Write each line out again exactly as written.

__MATERIAL__

_ _ _

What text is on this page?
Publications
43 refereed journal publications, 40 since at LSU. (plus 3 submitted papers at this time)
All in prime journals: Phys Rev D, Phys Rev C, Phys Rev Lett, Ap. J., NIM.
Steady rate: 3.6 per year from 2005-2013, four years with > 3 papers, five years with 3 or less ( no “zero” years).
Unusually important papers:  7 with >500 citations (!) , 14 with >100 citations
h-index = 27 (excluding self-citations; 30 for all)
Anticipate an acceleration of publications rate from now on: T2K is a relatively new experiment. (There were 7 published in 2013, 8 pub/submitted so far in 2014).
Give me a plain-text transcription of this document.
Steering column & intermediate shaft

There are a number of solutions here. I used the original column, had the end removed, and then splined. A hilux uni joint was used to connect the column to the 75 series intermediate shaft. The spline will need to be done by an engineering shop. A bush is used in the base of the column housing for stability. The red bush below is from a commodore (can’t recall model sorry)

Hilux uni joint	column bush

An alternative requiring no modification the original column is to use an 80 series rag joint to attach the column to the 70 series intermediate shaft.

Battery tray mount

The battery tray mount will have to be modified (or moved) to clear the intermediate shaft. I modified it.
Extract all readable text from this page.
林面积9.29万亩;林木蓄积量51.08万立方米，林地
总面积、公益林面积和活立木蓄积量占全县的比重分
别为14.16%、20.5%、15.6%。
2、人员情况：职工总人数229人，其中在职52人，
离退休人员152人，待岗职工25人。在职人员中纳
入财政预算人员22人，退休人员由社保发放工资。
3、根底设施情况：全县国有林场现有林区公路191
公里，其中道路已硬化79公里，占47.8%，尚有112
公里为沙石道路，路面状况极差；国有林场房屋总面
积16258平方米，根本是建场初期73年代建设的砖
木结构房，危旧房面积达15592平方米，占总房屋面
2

_ _ _

__TASK RESPONSE__
What text is on this page?
Publications
43 refereed journal publications, 40 since at LSU. (plus 3 submitted papers at this time)
All in prime journals: Phys Rev D, Phys Rev C, Phys Rev Lett, Ap. J., NIM.
Steady rate: 3.6 per year from 2005-2013, four years with > 3 papers, five years with 3 or less ( no “zero” years).
Unusually important papers:  7 with >500 citations (!) , 14 with >100 citations
h-index = 27 (excluding self-citations; 30 for all)
Anticipate an acceleration of publications rate from now on: T2K is a relatively new experiment. (There were 7 published in 2013, 8 pub/submitted so far in 2014).
Give me a plain-text transcription of this document.
Steering column & intermediate shaft

There are a number of solutions here. I used the original column, had the end removed, and then splined. A hilux uni joint was used to connect the column to the 75 series intermediate shaft. The spline will need to be done by an engineering shop. A bush is used in the base of the column housing for stability. The red bush below is from a commodore (can’t recall model sorry)

Hilux uni joint	column bush

An alternative requiring no modification the original column is to use an 80 series rag joint to attach the column to the 70 series intermediate shaft.

Battery tray mount

The battery tray mount will have to be modified (or moved) to clear the intermediate shaft. I modified it.
Extract all readable text from this page.
林面积9.29万亩;林木蓄积量51.08万立方米，林地
总面积、公益林面积和活立木蓄积量占全县的比重分
别为14.16%、20.5%、15.6%。
2、人员情况：职工总人数229人，其中在职52人，
离退休人员152人，待岗职工25人。在职人员中纳
入财政预算人员22人，退休人员由社保发放工资。
3、根底设施情况：全县国有林场现有林区公路191
公里，其中道路已硬化79公里，占47.8%，尚有112
公里为沙石道路，路面状况极差；国有林场房屋总面
积16258平方米，根本是建场初期73年代建设的砖
木结构房，危旧房面积达15592平方米，占总房屋面
2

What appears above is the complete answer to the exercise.